▸ Supplied records
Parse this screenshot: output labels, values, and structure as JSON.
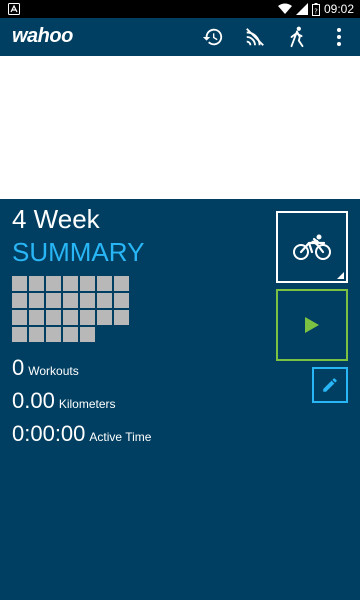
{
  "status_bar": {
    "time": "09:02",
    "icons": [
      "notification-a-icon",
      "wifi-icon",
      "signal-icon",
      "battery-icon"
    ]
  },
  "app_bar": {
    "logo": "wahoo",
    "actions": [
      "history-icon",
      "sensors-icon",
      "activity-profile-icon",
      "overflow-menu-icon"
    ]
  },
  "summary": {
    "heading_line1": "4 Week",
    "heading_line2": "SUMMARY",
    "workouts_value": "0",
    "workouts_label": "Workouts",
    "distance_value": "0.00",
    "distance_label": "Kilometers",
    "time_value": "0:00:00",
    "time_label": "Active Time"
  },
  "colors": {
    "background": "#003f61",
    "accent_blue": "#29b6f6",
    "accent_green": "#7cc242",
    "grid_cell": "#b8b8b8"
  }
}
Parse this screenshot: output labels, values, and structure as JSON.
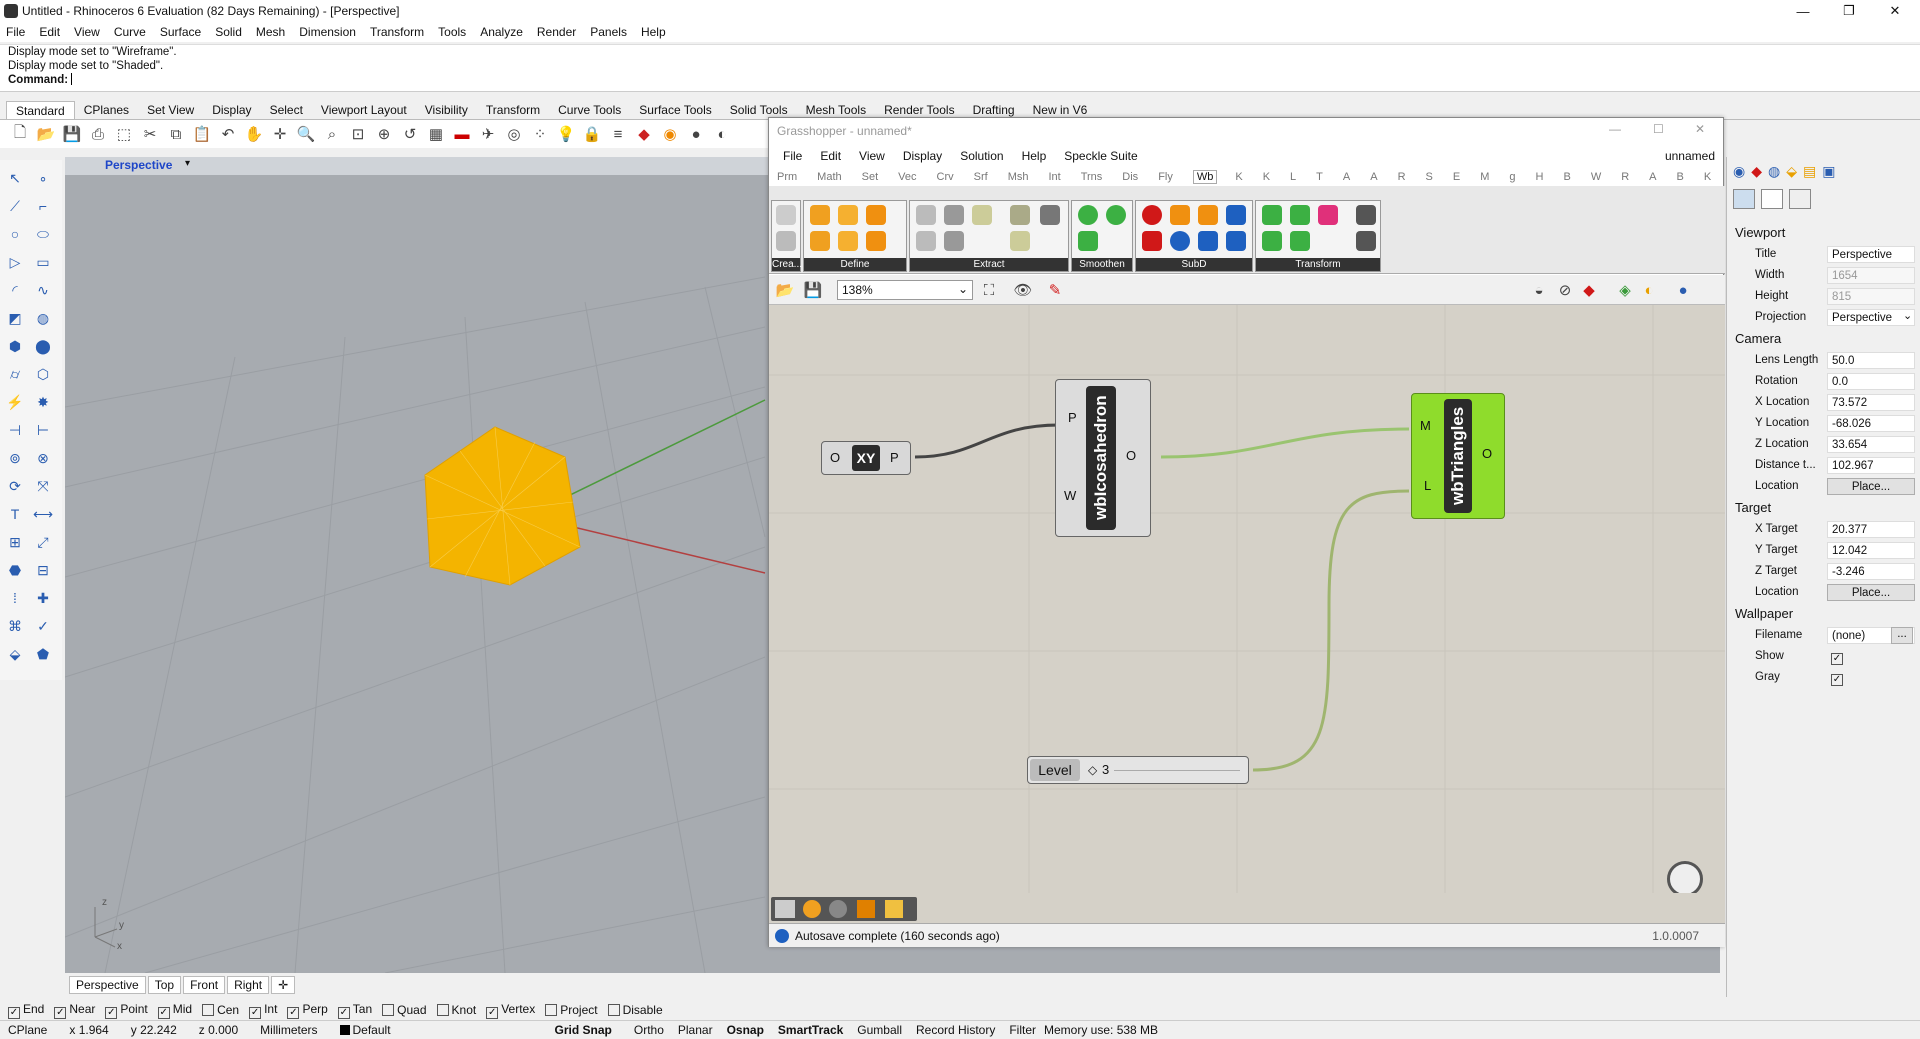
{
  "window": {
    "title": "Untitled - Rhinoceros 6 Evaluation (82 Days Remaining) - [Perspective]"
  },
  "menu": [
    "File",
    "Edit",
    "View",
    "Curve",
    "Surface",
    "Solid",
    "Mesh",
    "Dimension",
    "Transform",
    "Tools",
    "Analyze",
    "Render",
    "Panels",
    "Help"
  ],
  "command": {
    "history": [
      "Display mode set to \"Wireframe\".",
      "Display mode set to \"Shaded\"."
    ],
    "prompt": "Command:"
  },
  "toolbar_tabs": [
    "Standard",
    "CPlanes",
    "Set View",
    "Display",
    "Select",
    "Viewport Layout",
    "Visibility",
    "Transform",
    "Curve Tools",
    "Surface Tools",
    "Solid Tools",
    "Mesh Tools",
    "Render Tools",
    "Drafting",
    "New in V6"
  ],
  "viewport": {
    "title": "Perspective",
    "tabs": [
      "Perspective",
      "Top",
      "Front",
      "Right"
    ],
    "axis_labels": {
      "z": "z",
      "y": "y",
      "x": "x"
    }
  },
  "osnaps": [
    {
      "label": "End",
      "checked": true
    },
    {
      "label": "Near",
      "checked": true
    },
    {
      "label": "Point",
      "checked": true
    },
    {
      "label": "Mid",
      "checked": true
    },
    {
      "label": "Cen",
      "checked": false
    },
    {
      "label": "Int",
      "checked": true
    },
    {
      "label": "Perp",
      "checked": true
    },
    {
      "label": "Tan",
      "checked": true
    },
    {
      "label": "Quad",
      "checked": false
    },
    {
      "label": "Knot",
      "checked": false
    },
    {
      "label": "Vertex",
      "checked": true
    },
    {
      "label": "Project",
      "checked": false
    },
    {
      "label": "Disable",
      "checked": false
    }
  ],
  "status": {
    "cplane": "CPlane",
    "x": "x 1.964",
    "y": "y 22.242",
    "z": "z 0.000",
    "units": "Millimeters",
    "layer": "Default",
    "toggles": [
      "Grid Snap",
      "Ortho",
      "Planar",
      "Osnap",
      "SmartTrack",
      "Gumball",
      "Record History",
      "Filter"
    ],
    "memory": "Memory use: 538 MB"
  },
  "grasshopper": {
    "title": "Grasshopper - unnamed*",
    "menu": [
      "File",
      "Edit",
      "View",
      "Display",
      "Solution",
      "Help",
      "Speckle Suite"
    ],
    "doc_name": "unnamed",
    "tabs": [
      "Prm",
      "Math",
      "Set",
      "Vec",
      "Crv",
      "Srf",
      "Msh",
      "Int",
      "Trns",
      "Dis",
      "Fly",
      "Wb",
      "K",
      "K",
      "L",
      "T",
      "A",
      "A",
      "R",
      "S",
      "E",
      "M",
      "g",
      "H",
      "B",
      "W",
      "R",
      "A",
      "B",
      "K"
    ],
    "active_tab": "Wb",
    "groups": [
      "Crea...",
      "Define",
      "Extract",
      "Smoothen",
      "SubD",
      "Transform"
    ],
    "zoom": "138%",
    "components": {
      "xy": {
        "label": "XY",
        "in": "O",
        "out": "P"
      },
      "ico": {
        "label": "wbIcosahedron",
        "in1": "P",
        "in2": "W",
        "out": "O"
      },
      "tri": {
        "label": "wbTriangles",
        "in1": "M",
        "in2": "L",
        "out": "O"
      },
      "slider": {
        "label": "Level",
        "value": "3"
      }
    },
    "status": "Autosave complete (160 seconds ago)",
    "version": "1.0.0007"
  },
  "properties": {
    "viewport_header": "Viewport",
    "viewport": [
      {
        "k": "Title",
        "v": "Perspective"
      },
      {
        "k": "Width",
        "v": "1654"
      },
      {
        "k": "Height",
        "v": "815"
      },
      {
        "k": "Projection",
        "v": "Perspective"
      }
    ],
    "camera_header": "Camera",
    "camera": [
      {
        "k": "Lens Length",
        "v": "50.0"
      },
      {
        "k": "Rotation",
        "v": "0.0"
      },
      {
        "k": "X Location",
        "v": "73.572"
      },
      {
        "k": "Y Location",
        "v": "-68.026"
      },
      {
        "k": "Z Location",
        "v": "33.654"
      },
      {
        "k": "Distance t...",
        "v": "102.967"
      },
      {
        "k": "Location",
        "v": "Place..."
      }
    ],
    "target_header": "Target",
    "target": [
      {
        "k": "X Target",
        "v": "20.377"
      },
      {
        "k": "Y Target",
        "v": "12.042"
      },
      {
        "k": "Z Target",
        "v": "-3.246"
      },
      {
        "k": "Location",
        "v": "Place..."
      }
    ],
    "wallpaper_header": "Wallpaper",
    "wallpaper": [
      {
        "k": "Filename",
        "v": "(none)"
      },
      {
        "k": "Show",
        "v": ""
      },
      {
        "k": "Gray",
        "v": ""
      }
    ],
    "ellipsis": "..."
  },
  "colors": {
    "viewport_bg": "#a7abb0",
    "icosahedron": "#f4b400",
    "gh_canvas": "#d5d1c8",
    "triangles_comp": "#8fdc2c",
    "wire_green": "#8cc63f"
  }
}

▸ Stated exercise
Search the data for "unnamed". Copy every matching line.

▸ Result below
    "title": "Grasshopper - unnamed*",
    "doc_name": "unnamed",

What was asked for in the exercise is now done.